* **Provided records**
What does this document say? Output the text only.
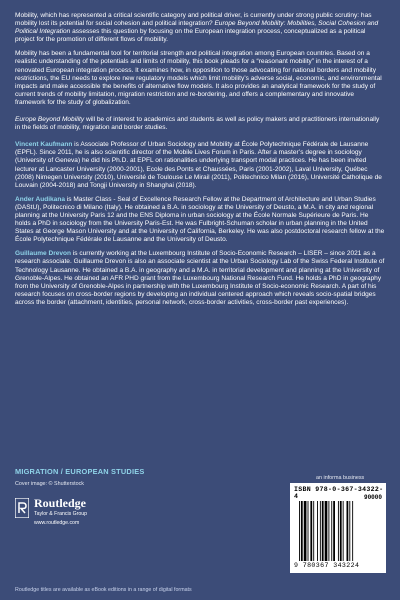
Mobility, which has represented a critical scientific category and political driver, is currently under strong public scrutiny: has mobility lost its potential for social cohesion and political integration? Europe Beyond Mobility: Mobilities, Social Cohesion and Political Integration assesses this question by focusing on the European integration process, conceptualized as a political project for the promotion of different flows of mobility.

Mobility has been a fundamental tool for territorial strength and political integration among European countries. Based on a realistic understanding of the potentials and limits of mobility, this book pleads for a “reasonant mobility” in the interest of a renovated European integration process. It examines how, in opposition to those advocating for national borders and mobility restrictions, the EU needs to explore new regulatory models which limit mobility’s adverse social, economic, and environmental impacts and make accessible the benefits of alternative flow models. It also provides an analytical framework for the study of current trends of mobility limitation, migration restriction and re-bordering, and offers a complementary and innovative framework for the study of globalization.

Europe Beyond Mobility will be of interest to academics and students as well as policy makers and practitioners internationally in the fields of mobility, migration and border studies.

Vincent Kaufmann is Associate Professor of Urban Sociology and Mobility at École Polytechnique Fédérale de Lausanne (EPFL). Since 2011, he is also scientific director of the Mobile Lives Forum in Paris. After a master’s degree in sociology (University of Geneva) he did his Ph.D. at EPFL on rationalities underlying transport modal practices. He has been invited lecturer at Lancaster University (2000-2001), Ecole des Ponts et Chaussées, Paris (2001-2002), Laval University, Québec (2008) Nimegen University (2010), Université de Toulouse Le Mirail (2011), Politechnico Milan (2016), Université Catholique de Louvain (2004-2018) and Tongji University in Shanghai (2018).

Ander Audikana is Master Class - Seal of Excellence Research Fellow at the Department of Architecture and Urban Studies (DAStU), Politecnico di Milano (Italy). He obtained a B.A. in sociology at the University of Deusto, a M.A. in city and regional planning at the University Paris 12 and the ENS Diploma in urban sociology at the École Normale Supérieure de Paris. He holds a PhD in sociology from the University Paris-Est. He was Fulbright-Schuman scholar in urban planning in the United States at George Mason University and at the University of California, Berkeley. He was also postdoctoral research fellow at the École Polytechnique Fédérale de Lausanne and the University of Deusto.

Guillaume Drevon is currently working at the Luxembourg Institute of Socio-Economic Research – LISER – since 2021 as a research associate. Guillaume Drevon is also an associate scientist at the Urban Sociology Lab of the Swiss Federal Institute of Technology Lausanne. He obtained a B.A. in geography and a M.A. in territorial development and planning at the University of Grenoble-Alpes. He obtained an AFR PHD grant from the Luxembourg National Research Fund. He holds a PhD in geography from the University of Grenoble-Alpes in partnership with the Luxembourg Institute of Socio-economic Research. A part of his research focuses on cross-border regions by developing an individual centered approach which reveals socio-spatial bridges across the border (attachment, identities, personal network, cross-border activities, cross-border past experiences).

MIGRATION / EUROPEAN STUDIES
Cover image: © Shutterstock
Routledge
Taylor & Francis Group
www.routledge.com
an informa business
ISBN 978-0-367-34322-4	90000
9 780367 343224
Routledge titles are available as eBook editions in a range of digital formats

* **Goal**
Leave out the pictures and transcribe the entries above exactly.

* **Answer for this exercise**
What does this document say? Output the text only.
Mobility, which has represented a critical scientific category and political driver, is currently under strong public scrutiny: has mobility lost its potential for social cohesion and political integration? Europe Beyond Mobility: Mobilities, Social Cohesion and Political Integration assesses this question by focusing on the European integration process, conceptualized as a political project for the promotion of different flows of mobility.

Mobility has been a fundamental tool for territorial strength and political integration among European countries. Based on a realistic understanding of the potentials and limits of mobility, this book pleads for a “reasonant mobility” in the interest of a renovated European integration process. It examines how, in opposition to those advocating for national borders and mobility restrictions, the EU needs to explore new regulatory models which limit mobility’s adverse social, economic, and environmental impacts and make accessible the benefits of alternative flow models. It also provides an analytical framework for the study of current trends of mobility limitation, migration restriction and re-bordering, and offers a complementary and innovative framework for the study of globalization.

Europe Beyond Mobility will be of interest to academics and students as well as policy makers and practitioners internationally in the fields of mobility, migration and border studies.

Vincent Kaufmann is Associate Professor of Urban Sociology and Mobility at École Polytechnique Fédérale de Lausanne (EPFL). Since 2011, he is also scientific director of the Mobile Lives Forum in Paris. After a master’s degree in sociology (University of Geneva) he did his Ph.D. at EPFL on rationalities underlying transport modal practices. He has been invited lecturer at Lancaster University (2000-2001), Ecole des Ponts et Chaussées, Paris (2001-2002), Laval University, Québec (2008) Nimegen University (2010), Université de Toulouse Le Mirail (2011), Politechnico Milan (2016), Université Catholique de Louvain (2004-2018) and Tongji University in Shanghai (2018).

Ander Audikana is Master Class - Seal of Excellence Research Fellow at the Department of Architecture and Urban Studies (DAStU), Politecnico di Milano (Italy). He obtained a B.A. in sociology at the University of Deusto, a M.A. in city and regional planning at the University Paris 12 and the ENS Diploma in urban sociology at the École Normale Supérieure de Paris. He holds a PhD in sociology from the University Paris-Est. He was Fulbright-Schuman scholar in urban planning in the United States at George Mason University and at the University of California, Berkeley. He was also postdoctoral research fellow at the École Polytechnique Fédérale de Lausanne and the University of Deusto.

Guillaume Drevon is currently working at the Luxembourg Institute of Socio-Economic Research – LISER – since 2021 as a research associate. Guillaume Drevon is also an associate scientist at the Urban Sociology Lab of the Swiss Federal Institute of Technology Lausanne. He obtained a B.A. in geography and a M.A. in territorial development and planning at the University of Grenoble-Alpes. He obtained an AFR PHD grant from the Luxembourg National Research Fund. He holds a PhD in geography from the University of Grenoble-Alpes in partnership with the Luxembourg Institute of Socio-economic Research. A part of his research focuses on cross-border regions by developing an individual centered approach which reveals socio-spatial bridges across the border (attachment, identities, personal network, cross-border activities, cross-border past experiences).

MIGRATION / EUROPEAN STUDIES
Cover image: © Shutterstock
Routledge
Taylor & Francis Group
www.routledge.com
an informa business
ISBN 978-0-367-34322-4	90000
9 780367 343224
Routledge titles are available as eBook editions in a range of digital formats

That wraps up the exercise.